(YOUR OBJECTIVE):
Report each line of the data that has "Principal" somewhere in it.
— START OF EXERCISE MATERIAL —
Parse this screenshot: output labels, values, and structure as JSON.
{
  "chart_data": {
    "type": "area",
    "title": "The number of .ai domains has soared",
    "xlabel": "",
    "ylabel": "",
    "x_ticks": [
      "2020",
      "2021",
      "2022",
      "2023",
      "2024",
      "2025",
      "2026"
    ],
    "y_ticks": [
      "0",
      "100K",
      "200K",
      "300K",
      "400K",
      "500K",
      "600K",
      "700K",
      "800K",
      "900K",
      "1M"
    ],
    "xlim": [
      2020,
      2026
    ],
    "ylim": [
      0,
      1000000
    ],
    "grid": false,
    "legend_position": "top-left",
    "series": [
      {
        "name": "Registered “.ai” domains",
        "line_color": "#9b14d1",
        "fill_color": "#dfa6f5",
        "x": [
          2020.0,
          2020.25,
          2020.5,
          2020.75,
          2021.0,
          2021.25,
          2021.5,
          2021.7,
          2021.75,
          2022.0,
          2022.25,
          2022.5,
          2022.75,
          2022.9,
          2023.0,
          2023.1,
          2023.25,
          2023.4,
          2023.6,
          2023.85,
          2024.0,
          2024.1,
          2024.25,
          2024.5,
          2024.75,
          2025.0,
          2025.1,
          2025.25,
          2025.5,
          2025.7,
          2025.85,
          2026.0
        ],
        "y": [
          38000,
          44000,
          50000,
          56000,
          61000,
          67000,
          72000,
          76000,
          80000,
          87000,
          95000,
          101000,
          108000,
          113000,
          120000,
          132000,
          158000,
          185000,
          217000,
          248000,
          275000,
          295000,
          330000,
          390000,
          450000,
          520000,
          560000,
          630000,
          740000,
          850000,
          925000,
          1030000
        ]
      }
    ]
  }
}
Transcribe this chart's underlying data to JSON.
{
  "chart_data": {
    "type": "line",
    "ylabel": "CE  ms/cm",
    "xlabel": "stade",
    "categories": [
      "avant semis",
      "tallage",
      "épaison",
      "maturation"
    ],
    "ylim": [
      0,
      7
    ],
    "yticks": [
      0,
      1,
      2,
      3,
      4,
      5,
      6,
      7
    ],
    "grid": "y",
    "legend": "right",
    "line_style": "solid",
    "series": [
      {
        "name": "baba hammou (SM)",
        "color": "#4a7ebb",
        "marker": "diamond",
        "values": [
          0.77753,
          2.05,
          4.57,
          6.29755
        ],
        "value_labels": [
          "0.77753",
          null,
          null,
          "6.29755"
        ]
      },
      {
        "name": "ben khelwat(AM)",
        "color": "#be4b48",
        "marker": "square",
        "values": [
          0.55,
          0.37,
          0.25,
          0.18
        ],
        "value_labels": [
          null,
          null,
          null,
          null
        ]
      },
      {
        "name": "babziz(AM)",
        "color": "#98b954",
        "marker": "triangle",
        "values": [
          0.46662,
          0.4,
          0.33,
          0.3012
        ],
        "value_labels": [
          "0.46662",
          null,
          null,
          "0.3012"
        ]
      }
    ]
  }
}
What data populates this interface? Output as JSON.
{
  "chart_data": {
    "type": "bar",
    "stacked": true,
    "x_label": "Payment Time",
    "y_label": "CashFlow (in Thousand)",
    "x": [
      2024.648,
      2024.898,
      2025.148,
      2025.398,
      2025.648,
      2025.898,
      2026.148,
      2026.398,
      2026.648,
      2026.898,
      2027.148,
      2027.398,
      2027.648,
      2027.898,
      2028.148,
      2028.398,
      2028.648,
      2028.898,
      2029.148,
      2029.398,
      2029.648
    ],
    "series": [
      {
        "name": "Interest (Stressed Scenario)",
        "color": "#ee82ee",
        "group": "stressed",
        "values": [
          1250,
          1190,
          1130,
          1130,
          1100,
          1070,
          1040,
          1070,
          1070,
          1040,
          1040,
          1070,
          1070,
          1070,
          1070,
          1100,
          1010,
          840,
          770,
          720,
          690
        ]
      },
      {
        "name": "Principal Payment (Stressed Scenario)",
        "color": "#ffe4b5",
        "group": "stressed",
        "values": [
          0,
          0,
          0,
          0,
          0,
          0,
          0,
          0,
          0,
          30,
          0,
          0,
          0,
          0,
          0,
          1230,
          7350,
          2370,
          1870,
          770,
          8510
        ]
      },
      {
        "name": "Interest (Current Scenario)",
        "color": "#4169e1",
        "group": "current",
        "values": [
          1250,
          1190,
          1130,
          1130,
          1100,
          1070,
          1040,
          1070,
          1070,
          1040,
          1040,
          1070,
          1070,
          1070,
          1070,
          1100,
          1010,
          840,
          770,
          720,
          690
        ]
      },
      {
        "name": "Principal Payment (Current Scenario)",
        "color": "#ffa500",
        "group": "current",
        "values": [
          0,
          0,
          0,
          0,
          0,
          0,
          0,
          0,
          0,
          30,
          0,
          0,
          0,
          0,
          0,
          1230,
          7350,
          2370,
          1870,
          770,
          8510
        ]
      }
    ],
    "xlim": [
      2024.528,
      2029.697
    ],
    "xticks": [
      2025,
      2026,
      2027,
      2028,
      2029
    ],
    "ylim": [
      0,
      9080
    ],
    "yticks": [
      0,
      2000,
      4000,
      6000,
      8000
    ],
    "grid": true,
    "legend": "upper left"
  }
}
— END OF EXERCISE MATERIAL —
(SOLUTION TO THE EXERCISE):
        "name": "Principal Payment (Stressed Scenario)",
        "name": "Principal Payment (Current Scenario)",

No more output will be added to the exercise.